#### STATED EXERCISE:
Check every line of the material below for the string "Computational", and return the ones that have it.

═════ RECORDS SUPPLIED

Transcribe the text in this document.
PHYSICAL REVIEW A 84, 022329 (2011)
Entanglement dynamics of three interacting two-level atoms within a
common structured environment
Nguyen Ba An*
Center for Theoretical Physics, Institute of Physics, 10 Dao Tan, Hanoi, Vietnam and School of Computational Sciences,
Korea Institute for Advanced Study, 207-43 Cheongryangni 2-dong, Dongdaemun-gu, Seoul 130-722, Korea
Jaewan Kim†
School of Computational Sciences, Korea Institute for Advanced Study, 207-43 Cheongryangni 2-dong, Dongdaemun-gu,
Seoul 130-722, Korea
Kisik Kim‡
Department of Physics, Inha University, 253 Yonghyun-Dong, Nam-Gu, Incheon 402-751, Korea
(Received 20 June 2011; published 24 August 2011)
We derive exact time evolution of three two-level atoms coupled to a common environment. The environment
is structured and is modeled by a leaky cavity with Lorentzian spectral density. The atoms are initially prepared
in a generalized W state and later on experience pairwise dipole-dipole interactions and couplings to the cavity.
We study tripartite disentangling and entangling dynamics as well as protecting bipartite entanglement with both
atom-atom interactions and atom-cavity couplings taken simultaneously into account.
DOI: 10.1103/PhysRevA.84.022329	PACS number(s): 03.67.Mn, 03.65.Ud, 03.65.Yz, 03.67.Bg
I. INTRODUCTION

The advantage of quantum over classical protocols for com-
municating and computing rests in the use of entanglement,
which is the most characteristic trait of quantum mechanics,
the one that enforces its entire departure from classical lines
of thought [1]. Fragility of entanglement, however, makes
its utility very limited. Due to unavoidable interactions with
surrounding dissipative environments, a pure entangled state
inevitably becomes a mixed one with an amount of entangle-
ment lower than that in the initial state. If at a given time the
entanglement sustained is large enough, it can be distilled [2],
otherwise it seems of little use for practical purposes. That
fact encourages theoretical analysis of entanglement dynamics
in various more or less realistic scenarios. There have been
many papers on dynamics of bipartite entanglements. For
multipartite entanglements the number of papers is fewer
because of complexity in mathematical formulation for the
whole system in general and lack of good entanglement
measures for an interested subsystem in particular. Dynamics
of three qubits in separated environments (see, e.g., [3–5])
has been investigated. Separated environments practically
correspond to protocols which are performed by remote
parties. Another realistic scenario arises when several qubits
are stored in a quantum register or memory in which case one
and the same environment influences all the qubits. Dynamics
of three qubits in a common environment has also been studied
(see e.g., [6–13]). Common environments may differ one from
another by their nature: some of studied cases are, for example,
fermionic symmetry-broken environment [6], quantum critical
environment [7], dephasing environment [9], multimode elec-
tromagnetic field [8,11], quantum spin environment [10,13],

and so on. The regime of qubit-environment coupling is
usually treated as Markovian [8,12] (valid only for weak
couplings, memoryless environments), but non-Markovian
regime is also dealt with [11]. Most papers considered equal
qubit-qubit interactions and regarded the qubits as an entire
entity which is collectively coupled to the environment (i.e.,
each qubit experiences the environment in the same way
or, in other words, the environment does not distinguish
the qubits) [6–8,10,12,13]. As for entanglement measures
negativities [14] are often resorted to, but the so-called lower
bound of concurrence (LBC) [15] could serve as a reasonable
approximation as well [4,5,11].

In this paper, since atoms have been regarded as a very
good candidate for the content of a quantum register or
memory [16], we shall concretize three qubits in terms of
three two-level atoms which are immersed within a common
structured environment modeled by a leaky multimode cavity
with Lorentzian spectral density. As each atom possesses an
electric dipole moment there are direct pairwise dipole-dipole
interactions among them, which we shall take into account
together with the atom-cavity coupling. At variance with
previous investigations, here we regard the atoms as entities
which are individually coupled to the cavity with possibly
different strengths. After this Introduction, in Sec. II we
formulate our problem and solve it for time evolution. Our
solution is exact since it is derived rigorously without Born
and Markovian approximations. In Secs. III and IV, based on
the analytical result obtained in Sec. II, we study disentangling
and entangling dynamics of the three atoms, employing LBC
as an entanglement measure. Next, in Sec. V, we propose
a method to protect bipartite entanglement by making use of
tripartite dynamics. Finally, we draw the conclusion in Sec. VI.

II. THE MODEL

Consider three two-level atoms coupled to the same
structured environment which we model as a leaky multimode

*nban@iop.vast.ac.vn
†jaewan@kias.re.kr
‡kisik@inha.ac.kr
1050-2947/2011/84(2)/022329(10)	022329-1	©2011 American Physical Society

══════════
═════ RECORDS SUPPLIED

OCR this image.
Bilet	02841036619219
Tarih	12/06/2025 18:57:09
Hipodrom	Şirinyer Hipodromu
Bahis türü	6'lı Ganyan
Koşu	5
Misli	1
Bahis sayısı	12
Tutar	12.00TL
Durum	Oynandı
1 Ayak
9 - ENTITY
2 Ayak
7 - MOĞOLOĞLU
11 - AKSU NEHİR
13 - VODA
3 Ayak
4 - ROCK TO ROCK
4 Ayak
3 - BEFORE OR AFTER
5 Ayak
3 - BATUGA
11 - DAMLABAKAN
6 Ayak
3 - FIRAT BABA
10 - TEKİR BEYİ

══════════

#### COMPLETE OUTPUT:
Center for Theoretical Physics, Institute of Physics, 10 Dao Tan, Hanoi, Vietnam and School of Computational Sciences,
School of Computational Sciences, Korea Institute for Advanced Study, 207-43 Cheongryangni 2-dong, Dongdaemun-gu,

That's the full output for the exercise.